**Directive**
Examine each line of the data. Copy those that contain the string "page".

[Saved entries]
Start

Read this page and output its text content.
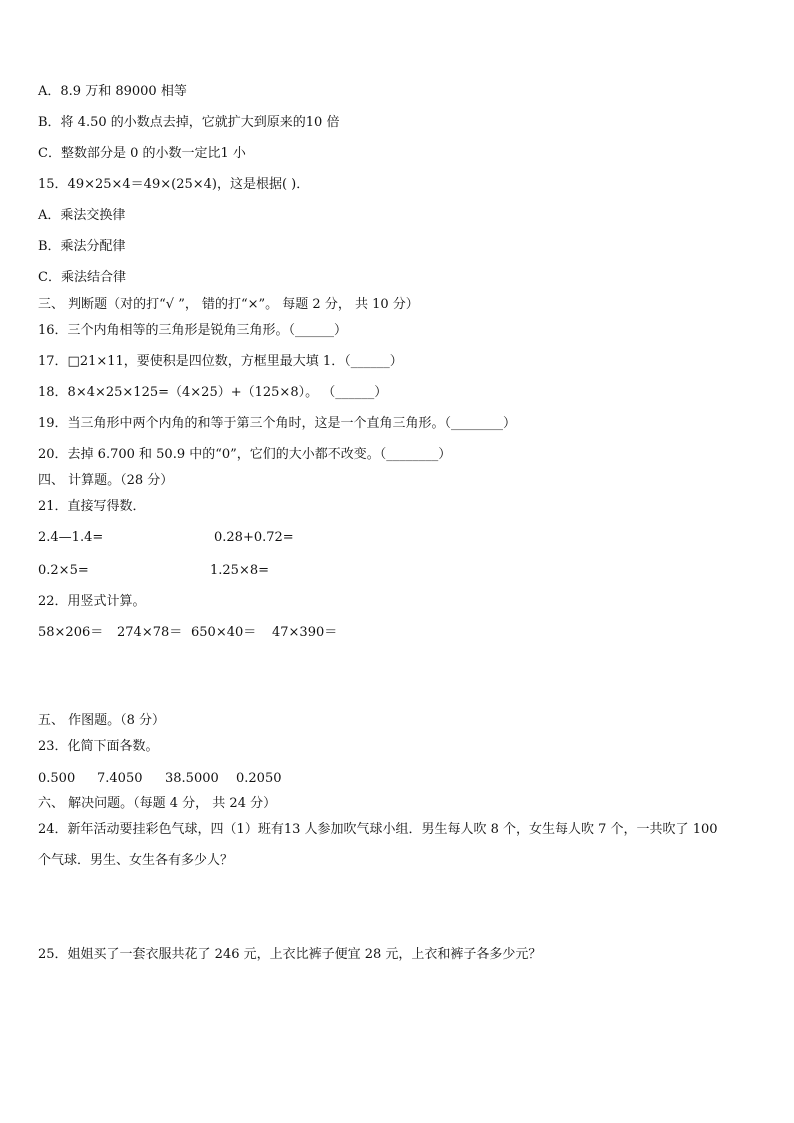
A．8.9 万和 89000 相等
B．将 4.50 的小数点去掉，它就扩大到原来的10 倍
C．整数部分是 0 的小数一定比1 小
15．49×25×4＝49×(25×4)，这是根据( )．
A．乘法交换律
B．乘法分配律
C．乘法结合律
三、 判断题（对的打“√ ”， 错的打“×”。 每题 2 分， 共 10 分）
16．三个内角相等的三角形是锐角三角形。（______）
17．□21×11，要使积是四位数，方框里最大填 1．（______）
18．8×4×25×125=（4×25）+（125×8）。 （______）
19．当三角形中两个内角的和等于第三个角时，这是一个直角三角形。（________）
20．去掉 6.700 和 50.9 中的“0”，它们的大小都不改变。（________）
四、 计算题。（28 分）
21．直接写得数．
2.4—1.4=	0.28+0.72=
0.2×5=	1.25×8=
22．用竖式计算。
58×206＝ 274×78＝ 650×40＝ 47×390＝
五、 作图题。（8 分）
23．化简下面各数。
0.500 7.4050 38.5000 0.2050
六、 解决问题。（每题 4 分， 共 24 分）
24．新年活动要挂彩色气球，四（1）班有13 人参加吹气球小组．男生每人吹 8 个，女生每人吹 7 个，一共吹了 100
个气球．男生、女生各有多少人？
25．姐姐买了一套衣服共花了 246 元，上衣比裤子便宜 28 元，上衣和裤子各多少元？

End
Start

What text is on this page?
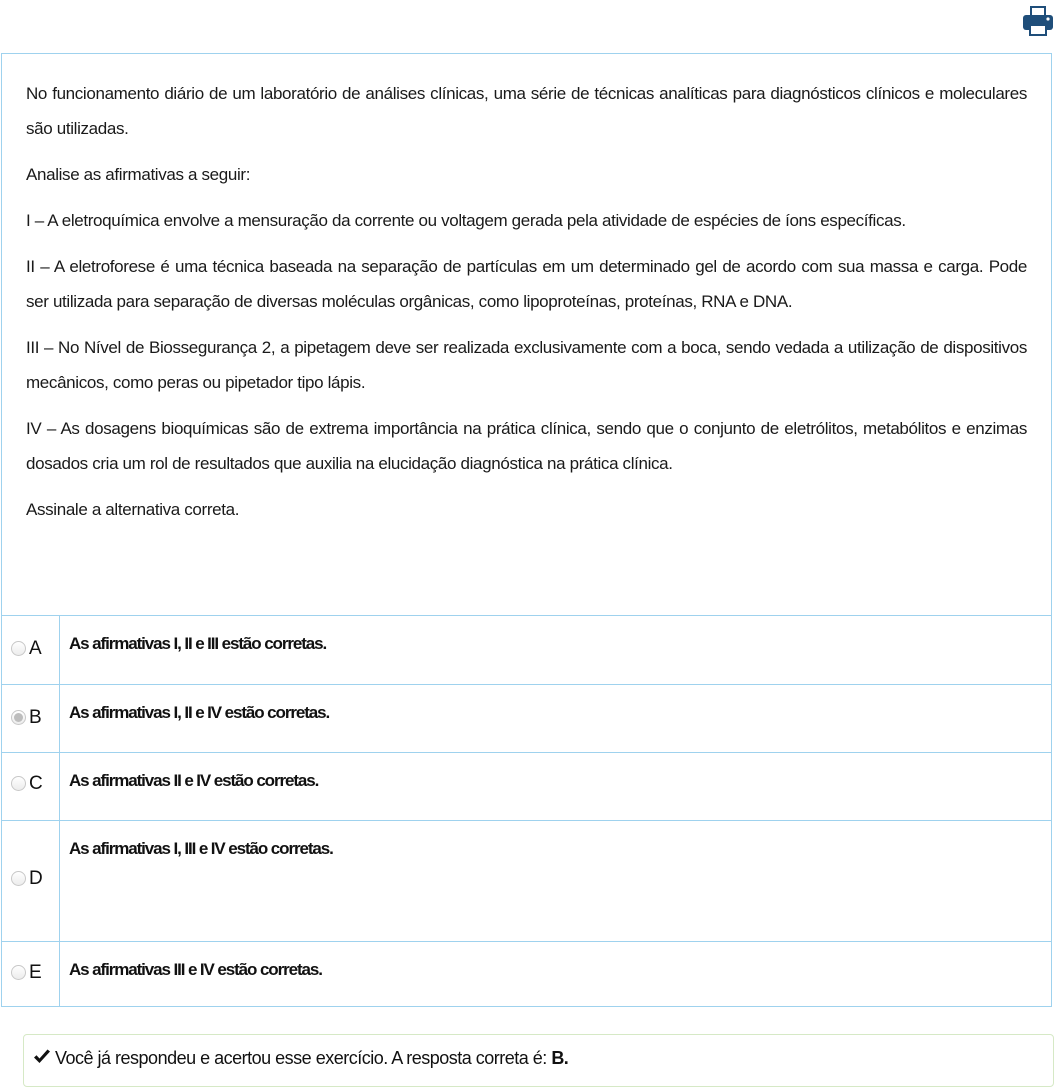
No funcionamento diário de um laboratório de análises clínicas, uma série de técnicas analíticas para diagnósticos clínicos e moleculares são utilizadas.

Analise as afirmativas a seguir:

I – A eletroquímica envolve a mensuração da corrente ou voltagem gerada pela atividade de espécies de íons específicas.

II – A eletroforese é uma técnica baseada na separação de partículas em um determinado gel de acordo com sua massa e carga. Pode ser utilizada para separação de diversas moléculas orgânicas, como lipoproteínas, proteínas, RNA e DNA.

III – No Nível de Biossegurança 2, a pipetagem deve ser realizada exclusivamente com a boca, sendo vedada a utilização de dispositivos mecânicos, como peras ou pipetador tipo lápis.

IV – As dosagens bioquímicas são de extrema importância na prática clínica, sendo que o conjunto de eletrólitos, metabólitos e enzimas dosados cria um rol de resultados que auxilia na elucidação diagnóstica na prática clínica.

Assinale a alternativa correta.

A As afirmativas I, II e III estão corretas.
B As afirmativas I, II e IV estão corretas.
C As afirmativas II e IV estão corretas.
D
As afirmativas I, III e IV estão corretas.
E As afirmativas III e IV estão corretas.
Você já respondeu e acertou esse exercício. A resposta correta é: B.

End

**Task output**
Read this page and output its text content.
What text is on this page?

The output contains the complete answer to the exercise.